## REQUIRED TASK
Copy the data below exactly.
═══ DATASET RECORDS ═══
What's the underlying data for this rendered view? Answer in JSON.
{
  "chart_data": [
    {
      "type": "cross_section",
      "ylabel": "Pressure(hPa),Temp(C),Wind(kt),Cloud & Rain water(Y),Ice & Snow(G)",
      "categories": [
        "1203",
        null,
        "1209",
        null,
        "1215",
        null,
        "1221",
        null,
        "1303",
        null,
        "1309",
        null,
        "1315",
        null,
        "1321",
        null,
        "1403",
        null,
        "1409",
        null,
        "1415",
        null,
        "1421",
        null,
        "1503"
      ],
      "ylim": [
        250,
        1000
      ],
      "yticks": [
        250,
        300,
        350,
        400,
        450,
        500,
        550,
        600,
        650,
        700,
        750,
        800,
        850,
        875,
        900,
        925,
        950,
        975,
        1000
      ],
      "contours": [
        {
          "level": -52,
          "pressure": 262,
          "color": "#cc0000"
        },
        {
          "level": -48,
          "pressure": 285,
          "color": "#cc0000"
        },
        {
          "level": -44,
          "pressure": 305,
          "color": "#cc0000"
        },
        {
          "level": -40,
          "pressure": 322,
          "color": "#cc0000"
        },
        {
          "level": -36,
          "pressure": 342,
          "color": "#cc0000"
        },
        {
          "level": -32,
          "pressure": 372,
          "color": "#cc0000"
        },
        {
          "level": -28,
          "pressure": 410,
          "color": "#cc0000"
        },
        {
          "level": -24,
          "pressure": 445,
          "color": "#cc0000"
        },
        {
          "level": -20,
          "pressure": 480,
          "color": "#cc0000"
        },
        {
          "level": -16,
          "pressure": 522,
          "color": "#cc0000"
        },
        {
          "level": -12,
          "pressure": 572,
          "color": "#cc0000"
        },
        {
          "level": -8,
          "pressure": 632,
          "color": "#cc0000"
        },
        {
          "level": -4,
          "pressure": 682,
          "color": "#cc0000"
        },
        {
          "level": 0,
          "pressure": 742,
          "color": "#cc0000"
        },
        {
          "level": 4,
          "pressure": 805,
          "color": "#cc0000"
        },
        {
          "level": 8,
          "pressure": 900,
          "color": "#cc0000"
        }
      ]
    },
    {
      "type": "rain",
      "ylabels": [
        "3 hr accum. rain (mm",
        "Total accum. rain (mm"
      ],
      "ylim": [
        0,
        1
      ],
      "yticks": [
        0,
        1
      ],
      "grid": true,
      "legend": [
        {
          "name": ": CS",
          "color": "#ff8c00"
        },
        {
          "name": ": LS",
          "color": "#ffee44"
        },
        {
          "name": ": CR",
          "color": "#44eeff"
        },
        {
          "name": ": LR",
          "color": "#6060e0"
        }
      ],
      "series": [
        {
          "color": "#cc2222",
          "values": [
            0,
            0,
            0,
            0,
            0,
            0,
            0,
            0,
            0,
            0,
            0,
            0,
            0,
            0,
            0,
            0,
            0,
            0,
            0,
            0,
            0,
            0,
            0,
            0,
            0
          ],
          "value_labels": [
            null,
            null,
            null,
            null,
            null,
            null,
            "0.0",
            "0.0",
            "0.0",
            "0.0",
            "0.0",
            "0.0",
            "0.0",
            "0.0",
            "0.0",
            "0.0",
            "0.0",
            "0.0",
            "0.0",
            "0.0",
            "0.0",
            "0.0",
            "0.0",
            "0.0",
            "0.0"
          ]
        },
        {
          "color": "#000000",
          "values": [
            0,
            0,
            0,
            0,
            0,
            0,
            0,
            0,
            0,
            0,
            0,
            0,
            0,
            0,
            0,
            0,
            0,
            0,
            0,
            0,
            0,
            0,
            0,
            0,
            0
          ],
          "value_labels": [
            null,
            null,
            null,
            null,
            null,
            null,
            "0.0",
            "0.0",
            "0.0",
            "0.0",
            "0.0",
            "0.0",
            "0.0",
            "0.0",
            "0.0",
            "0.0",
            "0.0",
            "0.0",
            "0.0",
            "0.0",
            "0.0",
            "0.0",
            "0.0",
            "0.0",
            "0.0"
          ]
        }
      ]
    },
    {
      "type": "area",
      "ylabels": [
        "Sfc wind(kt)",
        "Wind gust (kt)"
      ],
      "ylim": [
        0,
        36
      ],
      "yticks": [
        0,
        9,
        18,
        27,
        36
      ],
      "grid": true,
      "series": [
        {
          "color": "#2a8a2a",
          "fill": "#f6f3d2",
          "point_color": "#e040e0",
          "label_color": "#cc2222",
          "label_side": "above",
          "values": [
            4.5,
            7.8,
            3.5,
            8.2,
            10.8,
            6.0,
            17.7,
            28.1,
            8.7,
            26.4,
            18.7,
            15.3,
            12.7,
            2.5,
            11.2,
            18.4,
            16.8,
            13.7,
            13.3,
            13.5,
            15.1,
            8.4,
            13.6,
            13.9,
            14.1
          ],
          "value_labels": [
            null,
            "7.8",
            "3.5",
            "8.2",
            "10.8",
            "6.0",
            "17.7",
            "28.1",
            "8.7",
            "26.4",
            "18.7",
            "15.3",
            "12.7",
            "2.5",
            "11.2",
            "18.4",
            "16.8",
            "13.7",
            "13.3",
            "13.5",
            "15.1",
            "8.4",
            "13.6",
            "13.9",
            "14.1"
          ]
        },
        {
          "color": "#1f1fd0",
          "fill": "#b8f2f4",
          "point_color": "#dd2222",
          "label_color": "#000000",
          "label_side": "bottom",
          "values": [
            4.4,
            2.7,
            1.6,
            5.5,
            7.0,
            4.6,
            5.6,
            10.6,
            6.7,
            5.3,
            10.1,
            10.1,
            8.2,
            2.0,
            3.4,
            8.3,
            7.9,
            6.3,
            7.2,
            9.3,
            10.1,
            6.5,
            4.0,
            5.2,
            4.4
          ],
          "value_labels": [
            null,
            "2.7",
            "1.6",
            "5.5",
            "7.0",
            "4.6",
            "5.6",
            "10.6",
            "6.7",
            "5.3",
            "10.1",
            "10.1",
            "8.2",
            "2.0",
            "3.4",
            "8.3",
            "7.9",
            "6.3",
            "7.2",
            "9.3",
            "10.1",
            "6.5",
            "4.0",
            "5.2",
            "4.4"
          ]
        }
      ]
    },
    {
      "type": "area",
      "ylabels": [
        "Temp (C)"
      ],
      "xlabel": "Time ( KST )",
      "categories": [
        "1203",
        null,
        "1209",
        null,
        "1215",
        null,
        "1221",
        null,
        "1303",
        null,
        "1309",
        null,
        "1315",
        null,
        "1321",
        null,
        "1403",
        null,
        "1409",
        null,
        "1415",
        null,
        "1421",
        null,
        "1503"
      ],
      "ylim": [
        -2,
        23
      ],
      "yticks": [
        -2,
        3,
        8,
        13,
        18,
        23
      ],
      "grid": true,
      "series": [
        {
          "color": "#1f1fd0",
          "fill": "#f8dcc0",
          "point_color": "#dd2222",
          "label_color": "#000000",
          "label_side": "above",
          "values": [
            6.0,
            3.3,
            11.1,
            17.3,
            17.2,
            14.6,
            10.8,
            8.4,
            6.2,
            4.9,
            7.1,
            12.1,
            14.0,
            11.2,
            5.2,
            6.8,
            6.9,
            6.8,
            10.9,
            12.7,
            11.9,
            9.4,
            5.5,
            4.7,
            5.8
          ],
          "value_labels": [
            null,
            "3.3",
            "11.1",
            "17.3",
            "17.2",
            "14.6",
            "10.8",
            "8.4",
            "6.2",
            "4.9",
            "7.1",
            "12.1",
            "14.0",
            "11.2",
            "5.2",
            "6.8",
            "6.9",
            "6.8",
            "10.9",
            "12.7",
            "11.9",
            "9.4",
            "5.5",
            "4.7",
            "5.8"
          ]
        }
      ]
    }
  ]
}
═══
## RESULT OF THE TASK
What's the underlying data for this rendered view? Answer in JSON.
{
  "chart_data": [
    {
      "type": "cross_section",
      "ylabel": "Pressure(hPa),Temp(C),Wind(kt),Cloud & Rain water(Y),Ice & Snow(G)",
      "categories": [
        "1203",
        null,
        "1209",
        null,
        "1215",
        null,
        "1221",
        null,
        "1303",
        null,
        "1309",
        null,
        "1315",
        null,
        "1321",
        null,
        "1403",
        null,
        "1409",
        null,
        "1415",
        null,
        "1421",
        null,
        "1503"
      ],
      "ylim": [
        250,
        1000
      ],
      "yticks": [
        250,
        300,
        350,
        400,
        450,
        500,
        550,
        600,
        650,
        700,
        750,
        800,
        850,
        875,
        900,
        925,
        950,
        975,
        1000
      ],
      "contours": [
        {
          "level": -52,
          "pressure": 262,
          "color": "#cc0000"
        },
        {
          "level": -48,
          "pressure": 285,
          "color": "#cc0000"
        },
        {
          "level": -44,
          "pressure": 305,
          "color": "#cc0000"
        },
        {
          "level": -40,
          "pressure": 322,
          "color": "#cc0000"
        },
        {
          "level": -36,
          "pressure": 342,
          "color": "#cc0000"
        },
        {
          "level": -32,
          "pressure": 372,
          "color": "#cc0000"
        },
        {
          "level": -28,
          "pressure": 410,
          "color": "#cc0000"
        },
        {
          "level": -24,
          "pressure": 445,
          "color": "#cc0000"
        },
        {
          "level": -20,
          "pressure": 480,
          "color": "#cc0000"
        },
        {
          "level": -16,
          "pressure": 522,
          "color": "#cc0000"
        },
        {
          "level": -12,
          "pressure": 572,
          "color": "#cc0000"
        },
        {
          "level": -8,
          "pressure": 632,
          "color": "#cc0000"
        },
        {
          "level": -4,
          "pressure": 682,
          "color": "#cc0000"
        },
        {
          "level": 0,
          "pressure": 742,
          "color": "#cc0000"
        },
        {
          "level": 4,
          "pressure": 805,
          "color": "#cc0000"
        },
        {
          "level": 8,
          "pressure": 900,
          "color": "#cc0000"
        }
      ]
    },
    {
      "type": "rain",
      "ylabels": [
        "3 hr accum. rain (mm",
        "Total accum. rain (mm"
      ],
      "ylim": [
        0,
        1
      ],
      "yticks": [
        0,
        1
      ],
      "grid": true,
      "legend": [
        {
          "name": ": CS",
          "color": "#ff8c00"
        },
        {
          "name": ": LS",
          "color": "#ffee44"
        },
        {
          "name": ": CR",
          "color": "#44eeff"
        },
        {
          "name": ": LR",
          "color": "#6060e0"
        }
      ],
      "series": [
        {
          "color": "#cc2222",
          "values": [
            0,
            0,
            0,
            0,
            0,
            0,
            0,
            0,
            0,
            0,
            0,
            0,
            0,
            0,
            0,
            0,
            0,
            0,
            0,
            0,
            0,
            0,
            0,
            0,
            0
          ],
          "value_labels": [
            null,
            null,
            null,
            null,
            null,
            null,
            "0.0",
            "0.0",
            "0.0",
            "0.0",
            "0.0",
            "0.0",
            "0.0",
            "0.0",
            "0.0",
            "0.0",
            "0.0",
            "0.0",
            "0.0",
            "0.0",
            "0.0",
            "0.0",
            "0.0",
            "0.0",
            "0.0"
          ]
        },
        {
          "color": "#000000",
          "values": [
            0,
            0,
            0,
            0,
            0,
            0,
            0,
            0,
            0,
            0,
            0,
            0,
            0,
            0,
            0,
            0,
            0,
            0,
            0,
            0,
            0,
            0,
            0,
            0,
            0
          ],
          "value_labels": [
            null,
            null,
            null,
            null,
            null,
            null,
            "0.0",
            "0.0",
            "0.0",
            "0.0",
            "0.0",
            "0.0",
            "0.0",
            "0.0",
            "0.0",
            "0.0",
            "0.0",
            "0.0",
            "0.0",
            "0.0",
            "0.0",
            "0.0",
            "0.0",
            "0.0",
            "0.0"
          ]
        }
      ]
    },
    {
      "type": "area",
      "ylabels": [
        "Sfc wind(kt)",
        "Wind gust (kt)"
      ],
      "ylim": [
        0,
        36
      ],
      "yticks": [
        0,
        9,
        18,
        27,
        36
      ],
      "grid": true,
      "series": [
        {
          "color": "#2a8a2a",
          "fill": "#f6f3d2",
          "point_color": "#e040e0",
          "label_color": "#cc2222",
          "label_side": "above",
          "values": [
            4.5,
            7.8,
            3.5,
            8.2,
            10.8,
            6.0,
            17.7,
            28.1,
            8.7,
            26.4,
            18.7,
            15.3,
            12.7,
            2.5,
            11.2,
            18.4,
            16.8,
            13.7,
            13.3,
            13.5,
            15.1,
            8.4,
            13.6,
            13.9,
            14.1
          ],
          "value_labels": [
            null,
            "7.8",
            "3.5",
            "8.2",
            "10.8",
            "6.0",
            "17.7",
            "28.1",
            "8.7",
            "26.4",
            "18.7",
            "15.3",
            "12.7",
            "2.5",
            "11.2",
            "18.4",
            "16.8",
            "13.7",
            "13.3",
            "13.5",
            "15.1",
            "8.4",
            "13.6",
            "13.9",
            "14.1"
          ]
        },
        {
          "color": "#1f1fd0",
          "fill": "#b8f2f4",
          "point_color": "#dd2222",
          "label_color": "#000000",
          "label_side": "bottom",
          "values": [
            4.4,
            2.7,
            1.6,
            5.5,
            7.0,
            4.6,
            5.6,
            10.6,
            6.7,
            5.3,
            10.1,
            10.1,
            8.2,
            2.0,
            3.4,
            8.3,
            7.9,
            6.3,
            7.2,
            9.3,
            10.1,
            6.5,
            4.0,
            5.2,
            4.4
          ],
          "value_labels": [
            null,
            "2.7",
            "1.6",
            "5.5",
            "7.0",
            "4.6",
            "5.6",
            "10.6",
            "6.7",
            "5.3",
            "10.1",
            "10.1",
            "8.2",
            "2.0",
            "3.4",
            "8.3",
            "7.9",
            "6.3",
            "7.2",
            "9.3",
            "10.1",
            "6.5",
            "4.0",
            "5.2",
            "4.4"
          ]
        }
      ]
    },
    {
      "type": "area",
      "ylabels": [
        "Temp (C)"
      ],
      "xlabel": "Time ( KST )",
      "categories": [
        "1203",
        null,
        "1209",
        null,
        "1215",
        null,
        "1221",
        null,
        "1303",
        null,
        "1309",
        null,
        "1315",
        null,
        "1321",
        null,
        "1403",
        null,
        "1409",
        null,
        "1415",
        null,
        "1421",
        null,
        "1503"
      ],
      "ylim": [
        -2,
        23
      ],
      "yticks": [
        -2,
        3,
        8,
        13,
        18,
        23
      ],
      "grid": true,
      "series": [
        {
          "color": "#1f1fd0",
          "fill": "#f8dcc0",
          "point_color": "#dd2222",
          "label_color": "#000000",
          "label_side": "above",
          "values": [
            6.0,
            3.3,
            11.1,
            17.3,
            17.2,
            14.6,
            10.8,
            8.4,
            6.2,
            4.9,
            7.1,
            12.1,
            14.0,
            11.2,
            5.2,
            6.8,
            6.9,
            6.8,
            10.9,
            12.7,
            11.9,
            9.4,
            5.5,
            4.7,
            5.8
          ],
          "value_labels": [
            null,
            "3.3",
            "11.1",
            "17.3",
            "17.2",
            "14.6",
            "10.8",
            "8.4",
            "6.2",
            "4.9",
            "7.1",
            "12.1",
            "14.0",
            "11.2",
            "5.2",
            "6.8",
            "6.9",
            "6.8",
            "10.9",
            "12.7",
            "11.9",
            "9.4",
            "5.5",
            "4.7",
            "5.8"
          ]
        }
      ]
    }
  ]
}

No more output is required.